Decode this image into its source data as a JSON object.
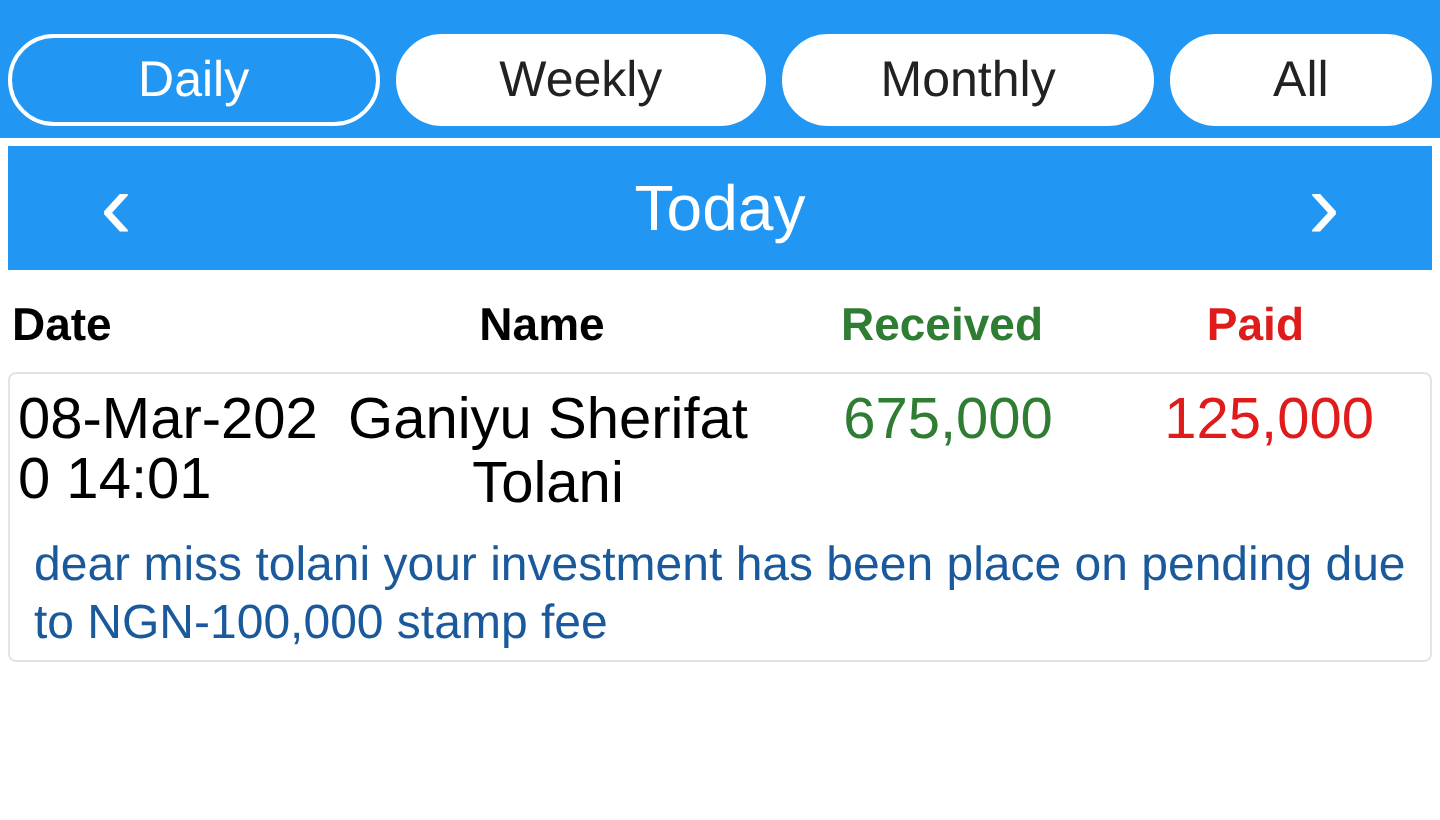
{
  "tabs": [
    {
      "label": "Daily",
      "selected": true
    },
    {
      "label": "Weekly",
      "selected": false
    },
    {
      "label": "Monthly",
      "selected": false
    },
    {
      "label": "All",
      "selected": false
    }
  ],
  "period_bar": {
    "prev": "‹",
    "title": "Today",
    "next": "›"
  },
  "table": {
    "columns": [
      "Date",
      "Name",
      "Received",
      "Paid"
    ],
    "rows": [
      {
        "date": "08-Mar-2020 14:01",
        "name": "Ganiyu Sherifat Tolani",
        "received": "675,000",
        "paid": "125,000",
        "note": "dear miss tolani your investment has been place on pending due to NGN-100,000 stamp fee"
      }
    ]
  }
}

========

### STATED GOAL
Return every line above that contains the word "label".

### REPLY
      "label": "Daily",
      "label": "Weekly",
      "label": "Monthly",
      "label": "All",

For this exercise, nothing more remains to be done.